EXERCISE REQUIREMENTS: Rewrite every line of the data below, leaving the wording and any numbers outside the answers unchanged, but multiply each bounding box coordinate in the answers by 1.95 and round it to a whole number, with halves rounding up. Leave the pictures out of your version.

AVAILABLE RECORDS:
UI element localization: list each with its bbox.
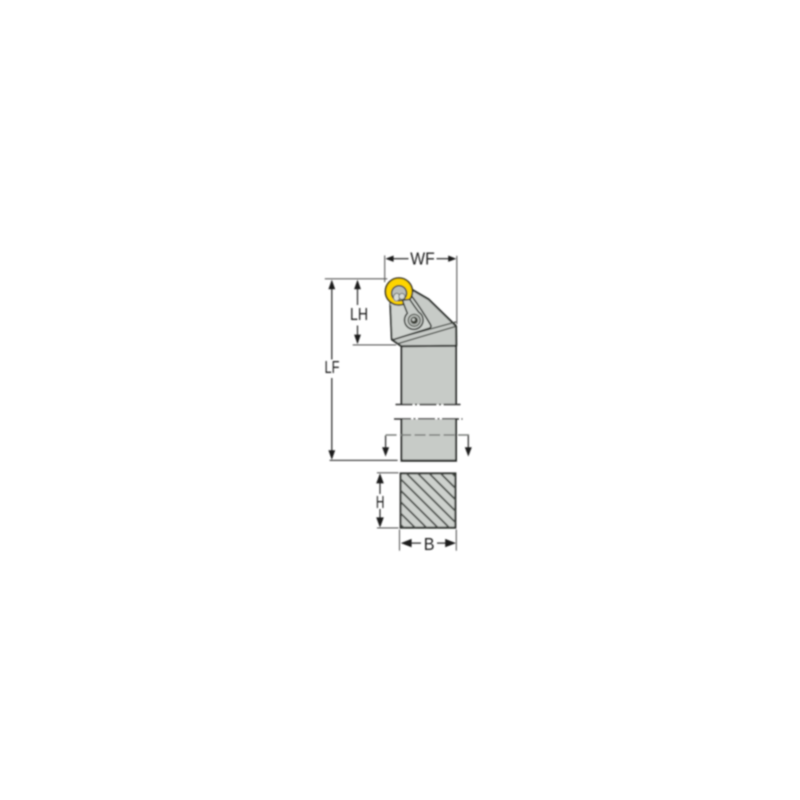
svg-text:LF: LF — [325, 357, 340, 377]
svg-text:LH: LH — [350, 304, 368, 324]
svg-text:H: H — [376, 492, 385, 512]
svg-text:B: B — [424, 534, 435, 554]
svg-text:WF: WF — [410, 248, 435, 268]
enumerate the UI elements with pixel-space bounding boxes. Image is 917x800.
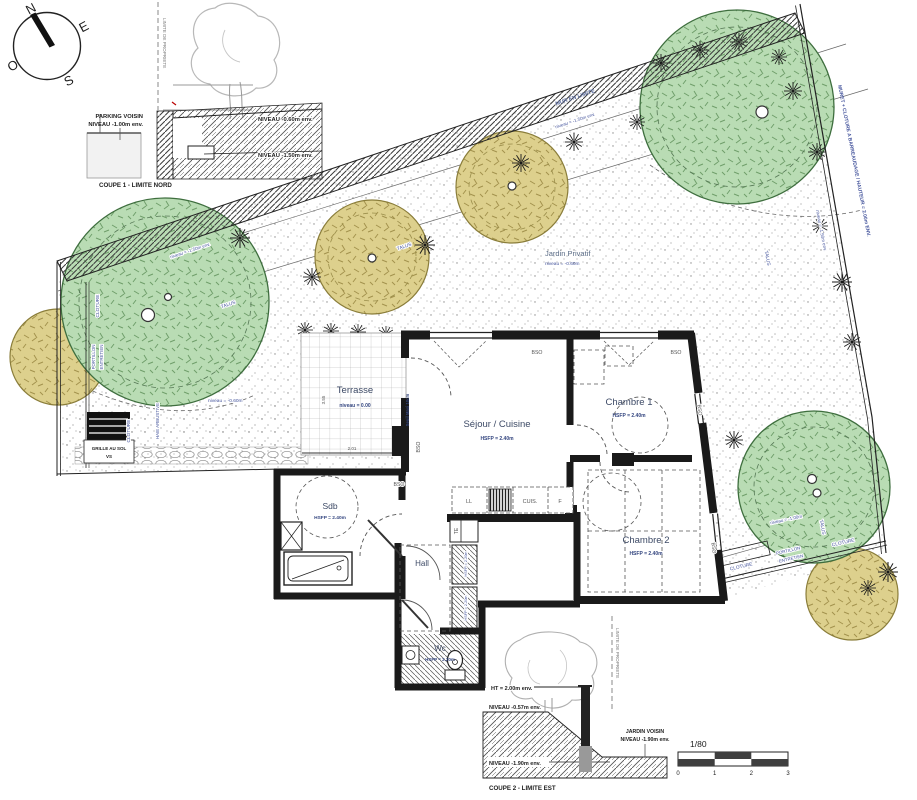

RESULT OF THE TASK:
UI element localization: list each with its bbox.
svg-text:LF: LF — [634, 696, 663, 735]
svg-text:LH: LH — [683, 593, 718, 632]
svg-text:H: H — [733, 959, 751, 998]
svg-text:B: B — [827, 1041, 848, 1080]
svg-text:WF: WF — [800, 484, 848, 523]
enumerate the UI elements with pixel-space bounding boxes. Image is 917x800.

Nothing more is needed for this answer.